[THE REQUEST]: Output every line below exactly.

## begin SUPPLIED RECORDS

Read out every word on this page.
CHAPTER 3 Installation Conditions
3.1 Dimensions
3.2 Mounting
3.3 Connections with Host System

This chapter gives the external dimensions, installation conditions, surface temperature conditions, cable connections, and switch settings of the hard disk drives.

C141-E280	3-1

## end SUPPLIED RECORDS

[REPLY TO THE EXERCISE]:
Read out every word on this page.
CHAPTER 3 Installation Conditions
3.1 Dimensions
3.2 Mounting
3.3 Connections with Host System

This chapter gives the external dimensions, installation conditions, surface temperature conditions, cable connections, and switch settings of the hard disk drives.

C141-E280	3-1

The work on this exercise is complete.